▶ **DESCRIPTION OF THE TASK**:
Search the records for the word "range" and pick out every line that has it.

▶ **Dataset items**:
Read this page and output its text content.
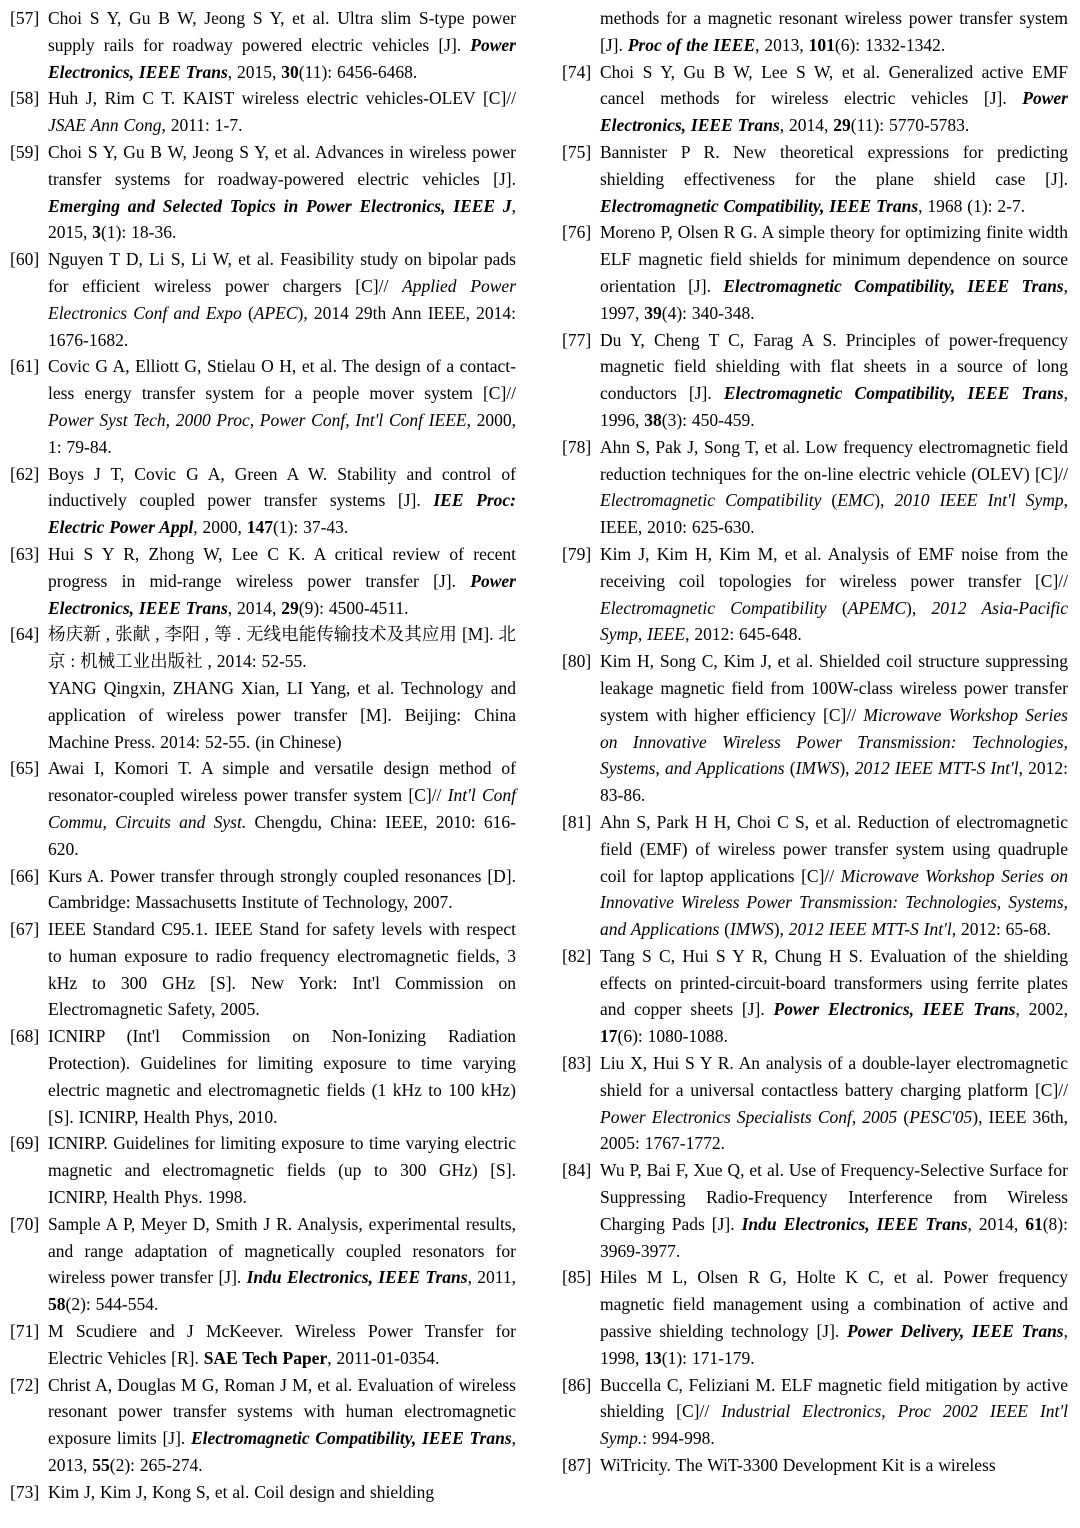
[57] Choi S Y, Gu B W, Jeong S Y, et al. Ultra slim S-type power supply rails for roadway powered electric vehicles [J]. Power Electronics, IEEE Trans, 2015, 30(11): 6456-6468.
[58] Huh J, Rim C T. KAIST wireless electric vehicles-OLEV [C]// JSAE Ann Cong, 2011: 1-7.
[59] Choi S Y, Gu B W, Jeong S Y, et al. Advances in wireless power transfer systems for roadway-powered electric vehicles [J]. Emerging and Selected Topics in Power Electronics, IEEE J, 2015, 3(1): 18-36.
[60] Nguyen T D, Li S, Li W, et al. Feasibility study on bipolar pads for efficient wireless power chargers [C]// Applied Power Electronics Conf and Expo (APEC), 2014 29th Ann IEEE, 2014: 1676-1682.
[61] Covic G A, Elliott G, Stielau O H, et al. The design of a contact-less energy transfer system for a people mover system [C]// Power Syst Tech, 2000 Proc, Power Conf, Int'l Conf IEEE, 2000, 1: 79-84.
[62] Boys J T, Covic G A, Green A W. Stability and control of inductively coupled power transfer systems [J]. IEE Proc: Electric Power Appl, 2000, 147(1): 37-43.
[63] Hui S Y R, Zhong W, Lee C K. A critical review of recent progress in mid-range wireless power transfer [J]. Power Electronics, IEEE Trans, 2014, 29(9): 4500-4511.
[64] 杨庆新 , 张献 , 李阳 , 等 . 无线电能传输技术及其应用 [M]. 北京 : 机械工业出版社 , 2014: 52-55.
YANG Qingxin, ZHANG Xian, LI Yang, et al. Technology and application of wireless power transfer [M]. Beijing: China Machine Press. 2014: 52-55. (in Chinese)
[65] Awai I, Komori T. A simple and versatile design method of resonator-coupled wireless power transfer system [C]// Int'l Conf Commu, Circuits and Syst. Chengdu, China: IEEE, 2010: 616-620.
[66] Kurs A. Power transfer through strongly coupled resonances [D]. Cambridge: Massachusetts Institute of Technology, 2007.
[67] IEEE Standard C95.1. IEEE Stand for safety levels with respect to human exposure to radio frequency electromagnetic fields, 3 kHz to 300 GHz [S]. New York: Int'l Commission on Electromagnetic Safety, 2005.
[68] ICNIRP (Int'l Commission on Non-Ionizing Radiation Protection). Guidelines for limiting exposure to time varying electric magnetic and electromagnetic fields (1 kHz to 100 kHz) [S]. ICNIRP, Health Phys, 2010.
[69] ICNIRP. Guidelines for limiting exposure to time varying electric magnetic and electromagnetic fields (up to 300 GHz) [S]. ICNIRP, Health Phys. 1998.
[70] Sample A P, Meyer D, Smith J R. Analysis, experimental results, and range adaptation of magnetically coupled resonators for wireless power transfer [J]. Indu Electronics, IEEE Trans, 2011, 58(2): 544-554.
[71] M Scudiere and J McKeever. Wireless Power Transfer for Electric Vehicles [R]. SAE Tech Paper, 2011-01-0354.
[72] Christ A, Douglas M G, Roman J M, et al. Evaluation of wireless resonant power transfer systems with human electromagnetic exposure limits [J]. Electromagnetic Compatibility, IEEE Trans, 2013, 55(2): 265-274.
[73] Kim J, Kim J, Kong S, et al. Coil design and shielding
methods for a magnetic resonant wireless power transfer system [J]. Proc of the IEEE, 2013, 101(6): 1332-1342.
[74] Choi S Y, Gu B W, Lee S W, et al. Generalized active EMF cancel methods for wireless electric vehicles [J]. Power Electronics, IEEE Trans, 2014, 29(11): 5770-5783.
[75] Bannister P R. New theoretical expressions for predicting shielding effectiveness for the plane shield case [J]. Electromagnetic Compatibility, IEEE Trans, 1968 (1): 2-7.
[76] Moreno P, Olsen R G. A simple theory for optimizing finite width ELF magnetic field shields for minimum dependence on source orientation [J]. Electromagnetic Compatibility, IEEE Trans, 1997, 39(4): 340-348.
[77] Du Y, Cheng T C, Farag A S. Principles of power-frequency magnetic field shielding with flat sheets in a source of long conductors [J]. Electromagnetic Compatibility, IEEE Trans, 1996, 38(3): 450-459.
[78] Ahn S, Pak J, Song T, et al. Low frequency electromagnetic field reduction techniques for the on-line electric vehicle (OLEV) [C]// Electromagnetic Compatibility (EMC), 2010 IEEE Int'l Symp, IEEE, 2010: 625-630.
[79] Kim J, Kim H, Kim M, et al. Analysis of EMF noise from the receiving coil topologies for wireless power transfer [C]// Electromagnetic Compatibility (APEMC), 2012 Asia-Pacific Symp, IEEE, 2012: 645-648.
[80] Kim H, Song C, Kim J, et al. Shielded coil structure suppressing leakage magnetic field from 100W-class wireless power transfer system with higher efficiency [C]// Microwave Workshop Series on Innovative Wireless Power Transmission: Technologies, Systems, and Applications (IMWS), 2012 IEEE MTT-S Int'l, 2012: 83-86.
[81] Ahn S, Park H H, Choi C S, et al. Reduction of electromagnetic field (EMF) of wireless power transfer system using quadruple coil for laptop applications [C]// Microwave Workshop Series on Innovative Wireless Power Transmission: Technologies, Systems, and Applications (IMWS), 2012 IEEE MTT-S Int'l, 2012: 65-68.
[82] Tang S C, Hui S Y R, Chung H S. Evaluation of the shielding effects on printed-circuit-board transformers using ferrite plates and copper sheets [J]. Power Electronics, IEEE Trans, 2002, 17(6): 1080-1088.
[83] Liu X, Hui S Y R. An analysis of a double-layer electromagnetic shield for a universal contactless battery charging platform [C]// Power Electronics Specialists Conf, 2005 (PESC'05), IEEE 36th, 2005: 1767-1772.
[84] Wu P, Bai F, Xue Q, et al. Use of Frequency-Selective Surface for Suppressing Radio-Frequency Interference from Wireless Charging Pads [J]. Indu Electronics, IEEE Trans, 2014, 61(8): 3969-3977.
[85] Hiles M L, Olsen R G, Holte K C, et al. Power frequency magnetic field management using a combination of active and passive shielding technology [J]. Power Delivery, IEEE Trans, 1998, 13(1): 171-179.
[86] Buccella C, Feliziani M. ELF magnetic field mitigation by active shielding [C]// Industrial Electronics, Proc 2002 IEEE Int'l Symp.: 994-998.
[87] WiTricity. The WiT-3300 Development Kit is a wireless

▶ **CORRECT RESPONSE**:
[63] Hui S Y R, Zhong W, Lee C K. A critical review of recent progress in mid-range wireless power transfer [J]. Power Electronics, IEEE Trans, 2014, 29(9): 4500-4511.
[70] Sample A P, Meyer D, Smith J R. Analysis, experimental results, and range adaptation of magnetically coupled resonators for wireless power transfer [J]. Indu Electronics, IEEE Trans, 2011, 58(2): 544-554.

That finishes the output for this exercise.